Task details:
Compile every line that includes the word "machines".

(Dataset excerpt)
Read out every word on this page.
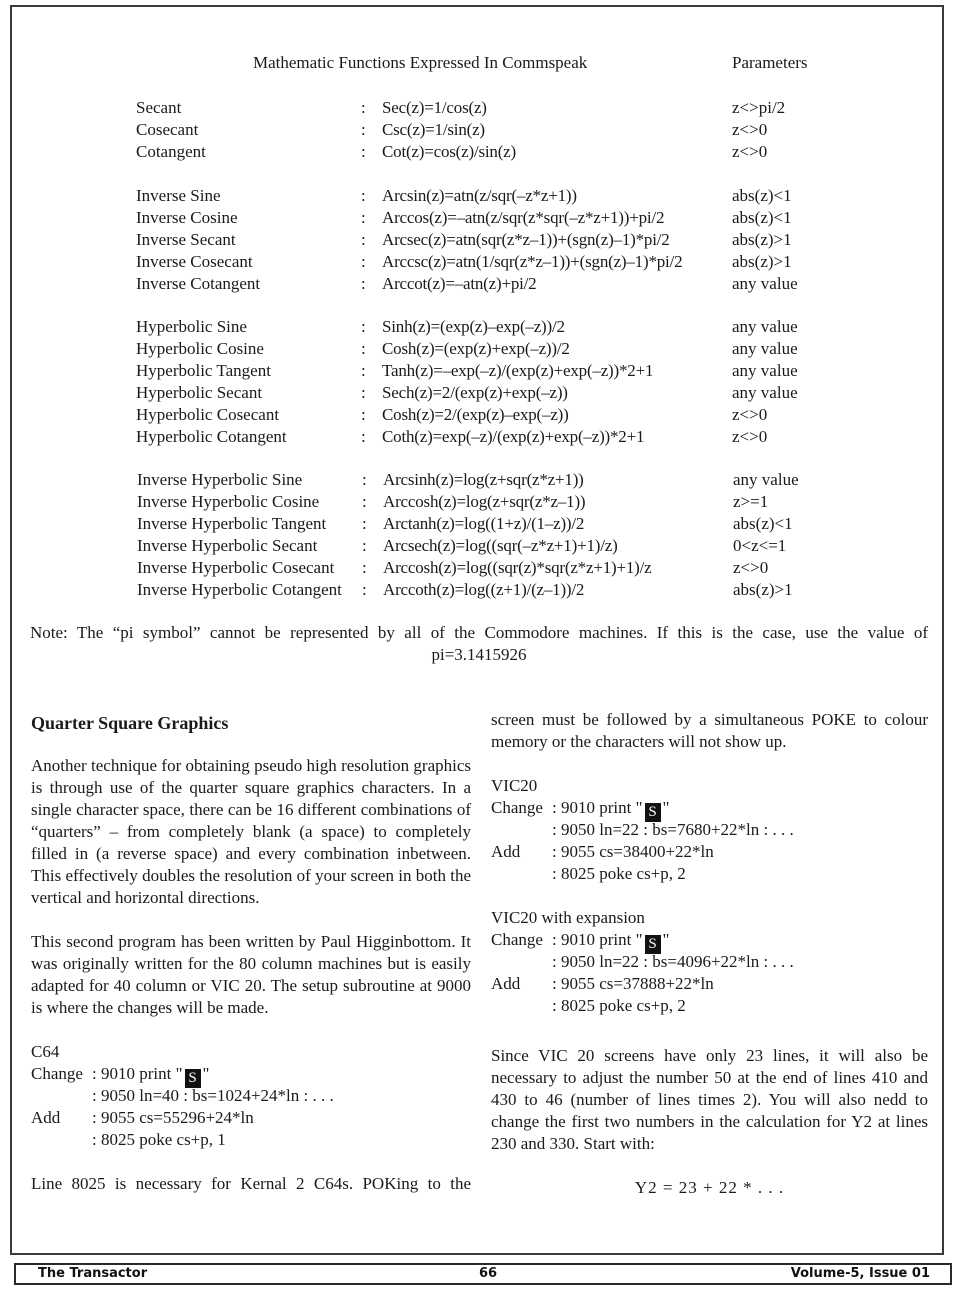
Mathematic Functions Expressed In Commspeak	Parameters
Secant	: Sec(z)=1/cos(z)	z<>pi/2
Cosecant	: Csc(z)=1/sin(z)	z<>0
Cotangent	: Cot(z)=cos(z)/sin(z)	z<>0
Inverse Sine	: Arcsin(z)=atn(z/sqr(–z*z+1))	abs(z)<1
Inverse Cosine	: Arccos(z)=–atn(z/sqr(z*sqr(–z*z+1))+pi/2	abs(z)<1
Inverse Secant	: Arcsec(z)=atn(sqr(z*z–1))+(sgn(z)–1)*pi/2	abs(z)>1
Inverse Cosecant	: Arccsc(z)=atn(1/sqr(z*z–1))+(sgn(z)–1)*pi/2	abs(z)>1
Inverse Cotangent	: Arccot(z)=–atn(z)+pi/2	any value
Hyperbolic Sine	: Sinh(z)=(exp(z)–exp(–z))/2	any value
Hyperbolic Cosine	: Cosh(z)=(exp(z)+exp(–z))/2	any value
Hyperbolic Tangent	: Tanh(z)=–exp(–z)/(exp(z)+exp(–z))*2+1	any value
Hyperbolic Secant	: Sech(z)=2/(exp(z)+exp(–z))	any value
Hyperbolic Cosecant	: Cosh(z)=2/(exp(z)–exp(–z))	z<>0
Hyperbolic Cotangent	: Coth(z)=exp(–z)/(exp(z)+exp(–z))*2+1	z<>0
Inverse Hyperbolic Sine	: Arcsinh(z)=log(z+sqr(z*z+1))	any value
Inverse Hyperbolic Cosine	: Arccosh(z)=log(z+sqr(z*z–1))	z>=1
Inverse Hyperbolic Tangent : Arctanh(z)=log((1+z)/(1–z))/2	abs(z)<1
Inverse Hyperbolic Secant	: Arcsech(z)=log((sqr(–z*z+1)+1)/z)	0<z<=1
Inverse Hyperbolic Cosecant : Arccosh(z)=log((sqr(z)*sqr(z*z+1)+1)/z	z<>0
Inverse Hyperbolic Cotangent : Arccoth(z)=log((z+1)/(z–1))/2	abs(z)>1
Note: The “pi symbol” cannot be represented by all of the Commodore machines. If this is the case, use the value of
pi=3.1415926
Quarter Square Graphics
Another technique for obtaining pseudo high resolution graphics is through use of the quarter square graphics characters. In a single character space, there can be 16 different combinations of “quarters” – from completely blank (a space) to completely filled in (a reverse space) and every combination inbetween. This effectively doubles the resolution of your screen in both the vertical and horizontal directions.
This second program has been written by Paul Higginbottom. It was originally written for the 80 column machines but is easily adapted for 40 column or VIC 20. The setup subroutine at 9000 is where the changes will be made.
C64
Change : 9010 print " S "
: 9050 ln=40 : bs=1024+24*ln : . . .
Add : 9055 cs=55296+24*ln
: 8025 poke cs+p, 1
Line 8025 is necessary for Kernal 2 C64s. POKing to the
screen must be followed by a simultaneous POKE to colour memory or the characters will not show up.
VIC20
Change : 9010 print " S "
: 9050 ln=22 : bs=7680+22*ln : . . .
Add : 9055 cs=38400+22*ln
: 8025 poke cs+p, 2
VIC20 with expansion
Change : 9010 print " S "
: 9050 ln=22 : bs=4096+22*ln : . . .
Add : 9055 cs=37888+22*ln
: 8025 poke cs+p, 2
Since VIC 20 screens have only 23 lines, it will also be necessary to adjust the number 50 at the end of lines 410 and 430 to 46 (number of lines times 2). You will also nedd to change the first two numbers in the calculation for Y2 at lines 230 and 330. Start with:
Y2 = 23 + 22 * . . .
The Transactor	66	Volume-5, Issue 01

==

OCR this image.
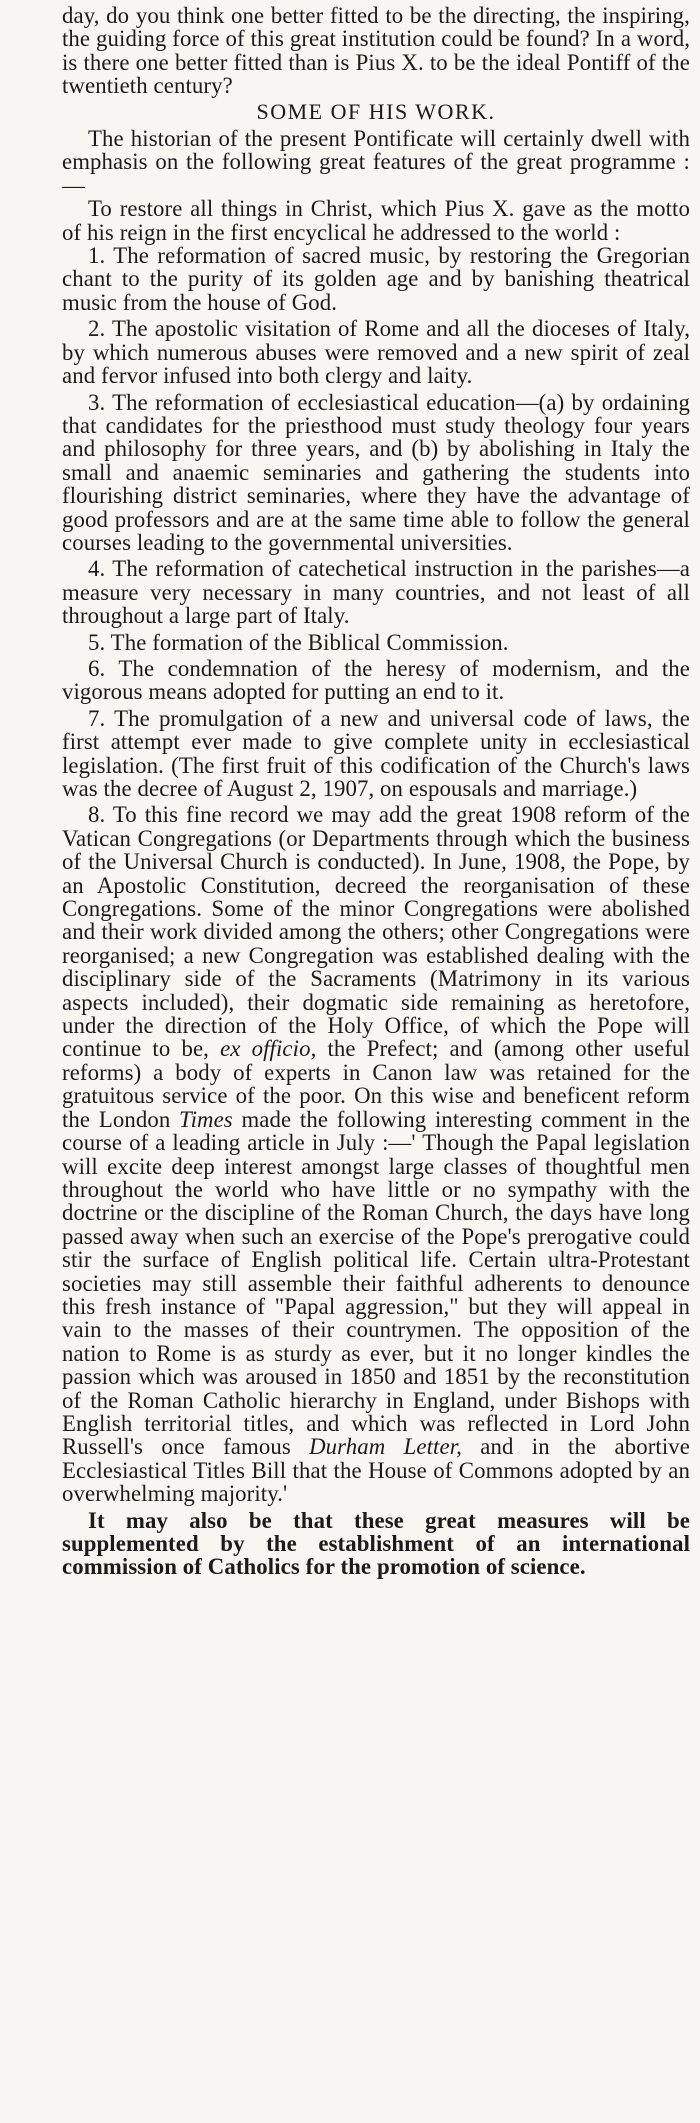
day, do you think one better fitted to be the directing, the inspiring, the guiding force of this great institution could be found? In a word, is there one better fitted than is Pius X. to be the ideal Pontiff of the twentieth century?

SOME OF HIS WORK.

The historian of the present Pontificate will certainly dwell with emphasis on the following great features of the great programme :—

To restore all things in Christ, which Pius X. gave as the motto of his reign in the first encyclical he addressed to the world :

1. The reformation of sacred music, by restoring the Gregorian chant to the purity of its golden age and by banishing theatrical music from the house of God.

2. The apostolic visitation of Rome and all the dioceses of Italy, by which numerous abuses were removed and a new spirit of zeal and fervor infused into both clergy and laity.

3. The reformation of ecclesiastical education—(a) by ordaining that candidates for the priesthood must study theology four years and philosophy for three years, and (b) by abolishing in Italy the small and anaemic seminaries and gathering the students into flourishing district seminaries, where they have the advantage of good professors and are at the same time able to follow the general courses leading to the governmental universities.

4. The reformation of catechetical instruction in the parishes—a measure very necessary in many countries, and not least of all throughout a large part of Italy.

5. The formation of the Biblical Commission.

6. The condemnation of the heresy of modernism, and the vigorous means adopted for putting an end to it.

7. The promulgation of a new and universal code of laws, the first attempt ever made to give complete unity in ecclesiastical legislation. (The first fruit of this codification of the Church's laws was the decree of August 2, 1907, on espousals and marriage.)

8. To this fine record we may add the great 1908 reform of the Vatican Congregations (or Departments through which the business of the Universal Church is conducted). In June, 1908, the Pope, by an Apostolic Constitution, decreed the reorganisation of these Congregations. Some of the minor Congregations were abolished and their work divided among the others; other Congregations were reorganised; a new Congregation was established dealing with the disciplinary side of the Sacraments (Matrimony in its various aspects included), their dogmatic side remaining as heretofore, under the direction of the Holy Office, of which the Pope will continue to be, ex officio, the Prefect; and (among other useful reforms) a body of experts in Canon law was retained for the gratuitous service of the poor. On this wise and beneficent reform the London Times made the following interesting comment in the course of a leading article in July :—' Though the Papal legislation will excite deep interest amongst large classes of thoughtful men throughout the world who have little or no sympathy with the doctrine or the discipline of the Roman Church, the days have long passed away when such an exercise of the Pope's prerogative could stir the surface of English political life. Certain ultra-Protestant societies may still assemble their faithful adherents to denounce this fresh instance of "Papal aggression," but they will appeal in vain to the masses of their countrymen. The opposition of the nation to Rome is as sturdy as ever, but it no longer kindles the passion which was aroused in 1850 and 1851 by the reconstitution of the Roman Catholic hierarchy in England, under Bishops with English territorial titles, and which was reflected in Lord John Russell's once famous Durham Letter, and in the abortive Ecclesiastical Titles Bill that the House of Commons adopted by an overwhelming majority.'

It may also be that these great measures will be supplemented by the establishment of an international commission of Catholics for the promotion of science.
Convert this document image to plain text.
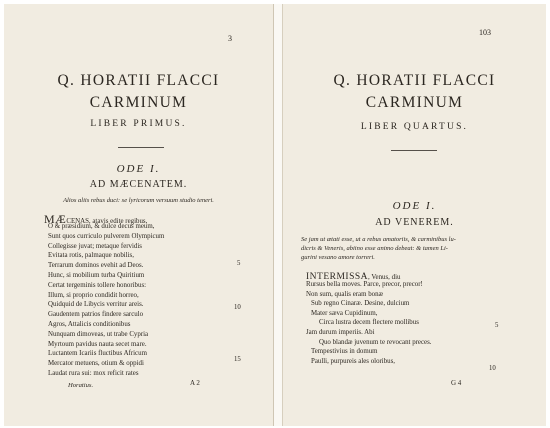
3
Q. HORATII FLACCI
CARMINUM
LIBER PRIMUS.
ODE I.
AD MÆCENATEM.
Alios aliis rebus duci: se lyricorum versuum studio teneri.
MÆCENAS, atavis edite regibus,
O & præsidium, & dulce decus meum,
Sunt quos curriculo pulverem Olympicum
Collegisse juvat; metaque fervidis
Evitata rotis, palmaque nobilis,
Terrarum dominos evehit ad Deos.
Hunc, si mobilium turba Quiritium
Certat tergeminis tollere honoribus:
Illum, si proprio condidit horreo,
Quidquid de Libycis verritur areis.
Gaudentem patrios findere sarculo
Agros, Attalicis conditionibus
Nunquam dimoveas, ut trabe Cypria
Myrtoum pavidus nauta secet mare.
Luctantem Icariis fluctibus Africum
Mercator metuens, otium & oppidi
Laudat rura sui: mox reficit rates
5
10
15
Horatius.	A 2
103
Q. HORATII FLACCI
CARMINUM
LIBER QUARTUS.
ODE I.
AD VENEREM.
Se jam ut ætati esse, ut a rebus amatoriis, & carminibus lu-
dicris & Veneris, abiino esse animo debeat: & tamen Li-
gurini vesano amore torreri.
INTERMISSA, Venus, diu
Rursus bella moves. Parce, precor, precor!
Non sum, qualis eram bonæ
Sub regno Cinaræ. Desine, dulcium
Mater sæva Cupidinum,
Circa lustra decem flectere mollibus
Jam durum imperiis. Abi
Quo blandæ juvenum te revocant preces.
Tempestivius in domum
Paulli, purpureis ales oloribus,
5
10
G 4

Reply to the task:
Note: The “pi symbol” cannot be represented by all of the Commodore machines. If this is the case, use the value of
This second program has been written by Paul Higginbottom. It was originally written for the 80 column machines but is easily adapted for 40 column or VIC 20. The setup subroutine at 9000 is where the changes will be made.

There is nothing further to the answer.